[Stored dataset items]
========

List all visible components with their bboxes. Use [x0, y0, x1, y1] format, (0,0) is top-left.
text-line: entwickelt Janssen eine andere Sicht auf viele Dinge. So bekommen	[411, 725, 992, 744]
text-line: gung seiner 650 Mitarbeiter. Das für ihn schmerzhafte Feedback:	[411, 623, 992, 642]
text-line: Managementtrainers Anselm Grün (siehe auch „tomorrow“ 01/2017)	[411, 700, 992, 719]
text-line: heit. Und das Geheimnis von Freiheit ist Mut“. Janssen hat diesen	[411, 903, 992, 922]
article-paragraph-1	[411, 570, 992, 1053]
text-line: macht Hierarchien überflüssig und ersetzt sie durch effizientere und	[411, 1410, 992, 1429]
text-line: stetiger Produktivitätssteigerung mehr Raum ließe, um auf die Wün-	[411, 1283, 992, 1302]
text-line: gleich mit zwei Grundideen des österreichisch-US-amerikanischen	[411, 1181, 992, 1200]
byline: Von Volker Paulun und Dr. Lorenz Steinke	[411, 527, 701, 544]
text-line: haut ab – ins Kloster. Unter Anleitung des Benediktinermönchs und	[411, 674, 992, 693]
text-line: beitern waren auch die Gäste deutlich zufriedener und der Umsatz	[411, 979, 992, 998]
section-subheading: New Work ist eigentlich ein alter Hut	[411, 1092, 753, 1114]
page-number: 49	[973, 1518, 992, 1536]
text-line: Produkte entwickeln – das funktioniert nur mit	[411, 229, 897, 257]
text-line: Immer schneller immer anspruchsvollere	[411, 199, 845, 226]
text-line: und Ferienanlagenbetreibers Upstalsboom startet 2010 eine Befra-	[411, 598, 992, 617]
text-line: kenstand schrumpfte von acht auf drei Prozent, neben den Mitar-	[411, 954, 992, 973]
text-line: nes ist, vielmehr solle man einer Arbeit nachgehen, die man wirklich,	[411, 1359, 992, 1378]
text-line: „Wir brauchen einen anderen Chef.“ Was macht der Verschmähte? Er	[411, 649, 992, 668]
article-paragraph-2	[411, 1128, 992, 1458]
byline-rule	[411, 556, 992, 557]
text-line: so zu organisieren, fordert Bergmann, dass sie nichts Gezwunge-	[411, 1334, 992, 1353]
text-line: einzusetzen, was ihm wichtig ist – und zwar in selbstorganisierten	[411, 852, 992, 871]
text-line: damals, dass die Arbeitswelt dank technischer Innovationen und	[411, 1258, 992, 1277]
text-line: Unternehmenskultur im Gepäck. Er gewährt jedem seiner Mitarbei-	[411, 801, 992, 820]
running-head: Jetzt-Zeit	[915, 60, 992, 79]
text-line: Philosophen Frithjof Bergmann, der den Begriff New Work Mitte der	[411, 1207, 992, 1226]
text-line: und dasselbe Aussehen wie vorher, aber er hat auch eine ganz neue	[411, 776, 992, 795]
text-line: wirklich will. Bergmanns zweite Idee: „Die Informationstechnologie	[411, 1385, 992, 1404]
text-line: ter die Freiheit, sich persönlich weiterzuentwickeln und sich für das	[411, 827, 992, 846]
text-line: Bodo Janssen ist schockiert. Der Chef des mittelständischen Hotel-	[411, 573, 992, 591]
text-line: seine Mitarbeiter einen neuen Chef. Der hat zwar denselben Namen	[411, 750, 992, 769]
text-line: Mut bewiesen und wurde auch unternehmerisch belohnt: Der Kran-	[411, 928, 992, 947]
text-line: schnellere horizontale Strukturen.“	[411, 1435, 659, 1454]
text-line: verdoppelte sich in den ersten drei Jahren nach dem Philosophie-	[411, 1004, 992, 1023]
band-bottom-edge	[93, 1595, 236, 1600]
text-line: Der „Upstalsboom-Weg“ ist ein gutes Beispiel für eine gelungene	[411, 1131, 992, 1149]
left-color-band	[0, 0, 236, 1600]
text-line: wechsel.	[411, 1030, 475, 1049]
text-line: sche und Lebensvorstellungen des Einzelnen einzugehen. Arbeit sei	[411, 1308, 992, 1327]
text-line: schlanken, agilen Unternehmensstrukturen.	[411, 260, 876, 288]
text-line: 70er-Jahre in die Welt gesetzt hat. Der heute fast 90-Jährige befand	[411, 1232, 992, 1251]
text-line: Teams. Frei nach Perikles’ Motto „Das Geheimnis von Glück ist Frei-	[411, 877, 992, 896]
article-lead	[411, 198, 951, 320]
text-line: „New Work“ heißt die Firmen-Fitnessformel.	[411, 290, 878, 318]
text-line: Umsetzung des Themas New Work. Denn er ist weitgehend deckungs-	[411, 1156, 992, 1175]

========

Turn every line of the rows above into a Markdown table with two columns, "No." for a running number and "Line" for the line itself. Leave out blank lines.

| No. | Line |
|---|---|
| 1 | List all visible components with their bboxes. Use [x0, y0, x1, y1] format, (0,0) is top-left. |
| 2 | text-line: entwickelt Janssen eine andere Sicht auf viele Dinge. So bekommen	[411, 725, 992, 744] |
| 3 | text-line: gung seiner 650 Mitarbeiter. Das für ihn schmerzhafte Feedback:	[411, 623, 992, 642] |
| 4 | text-line: Managementtrainers Anselm Grün (siehe auch „tomorrow“ 01/2017)	[411, 700, 992, 719] |
| 5 | text-line: heit. Und das Geheimnis von Freiheit ist Mut“. Janssen hat diesen	[411, 903, 992, 922] |
| 6 | article-paragraph-1	[411, 570, 992, 1053] |
| 7 | text-line: macht Hierarchien überflüssig und ersetzt sie durch effizientere und	[411, 1410, 992, 1429] |
| 8 | text-line: stetiger Produktivitätssteigerung mehr Raum ließe, um auf die Wün-	[411, 1283, 992, 1302] |
| 9 | text-line: gleich mit zwei Grundideen des österreichisch-US-amerikanischen	[411, 1181, 992, 1200] |
| 10 | byline: Von Volker Paulun und Dr. Lorenz Steinke	[411, 527, 701, 544] |
| 11 | text-line: haut ab – ins Kloster. Unter Anleitung des Benediktinermönchs und	[411, 674, 992, 693] |
| 12 | text-line: beitern waren auch die Gäste deutlich zufriedener und der Umsatz	[411, 979, 992, 998] |
| 13 | section-subheading: New Work ist eigentlich ein alter Hut	[411, 1092, 753, 1114] |
| 14 | page-number: 49	[973, 1518, 992, 1536] |
| 15 | text-line: Produkte entwickeln – das funktioniert nur mit	[411, 229, 897, 257] |
| 16 | text-line: Immer schneller immer anspruchsvollere	[411, 199, 845, 226] |
| 17 | text-line: und Ferienanlagenbetreibers Upstalsboom startet 2010 eine Befra-	[411, 598, 992, 617] |
| 18 | text-line: kenstand schrumpfte von acht auf drei Prozent, neben den Mitar-	[411, 954, 992, 973] |
| 19 | text-line: nes ist, vielmehr solle man einer Arbeit nachgehen, die man wirklich,	[411, 1359, 992, 1378] |
| 20 | text-line: „Wir brauchen einen anderen Chef.“ Was macht der Verschmähte? Er	[411, 649, 992, 668] |
| 21 | article-paragraph-2	[411, 1128, 992, 1458] |
| 22 | byline-rule	[411, 556, 992, 557] |
| 23 | text-line: so zu organisieren, fordert Bergmann, dass sie nichts Gezwunge-	[411, 1334, 992, 1353] |
| 24 | text-line: einzusetzen, was ihm wichtig ist – und zwar in selbstorganisierten	[411, 852, 992, 871] |
| 25 | text-line: damals, dass die Arbeitswelt dank technischer Innovationen und	[411, 1258, 992, 1277] |
| 26 | text-line: Unternehmenskultur im Gepäck. Er gewährt jedem seiner Mitarbei-	[411, 801, 992, 820] |
| 27 | running-head: Jetzt-Zeit	[915, 60, 992, 79] |
| 28 | text-line: Philosophen Frithjof Bergmann, der den Begriff New Work Mitte der	[411, 1207, 992, 1226] |
| 29 | text-line: und dasselbe Aussehen wie vorher, aber er hat auch eine ganz neue	[411, 776, 992, 795] |
| 30 | text-line: wirklich will. Bergmanns zweite Idee: „Die Informationstechnologie	[411, 1385, 992, 1404] |
| 31 | text-line: ter die Freiheit, sich persönlich weiterzuentwickeln und sich für das	[411, 827, 992, 846] |
| 32 | text-line: Bodo Janssen ist schockiert. Der Chef des mittelständischen Hotel-	[411, 573, 992, 591] |
| 33 | text-line: seine Mitarbeiter einen neuen Chef. Der hat zwar denselben Namen	[411, 750, 992, 769] |
| 34 | text-line: Mut bewiesen und wurde auch unternehmerisch belohnt: Der Kran-	[411, 928, 992, 947] |
| 35 | text-line: schnellere horizontale Strukturen.“	[411, 1435, 659, 1454] |
| 36 | text-line: verdoppelte sich in den ersten drei Jahren nach dem Philosophie-	[411, 1004, 992, 1023] |
| 37 | band-bottom-edge	[93, 1595, 236, 1600] |
| 38 | text-line: Der „Upstalsboom-Weg“ ist ein gutes Beispiel für eine gelungene	[411, 1131, 992, 1149] |
| 39 | left-color-band	[0, 0, 236, 1600] |
| 40 | text-line: wechsel.	[411, 1030, 475, 1049] |
| 41 | text-line: sche und Lebensvorstellungen des Einzelnen einzugehen. Arbeit sei	[411, 1308, 992, 1327] |
| 42 | text-line: schlanken, agilen Unternehmensstrukturen.	[411, 260, 876, 288] |
| 43 | text-line: 70er-Jahre in die Welt gesetzt hat. Der heute fast 90-Jährige befand	[411, 1232, 992, 1251] |
| 44 | text-line: Teams. Frei nach Perikles’ Motto „Das Geheimnis von Glück ist Frei-	[411, 877, 992, 896] |
| 45 | article-lead	[411, 198, 951, 320] |
| 46 | text-line: „New Work“ heißt die Firmen-Fitnessformel.	[411, 290, 878, 318] |
| 47 | text-line: Umsetzung des Themas New Work. Denn er ist weitgehend deckungs-	[411, 1156, 992, 1175] |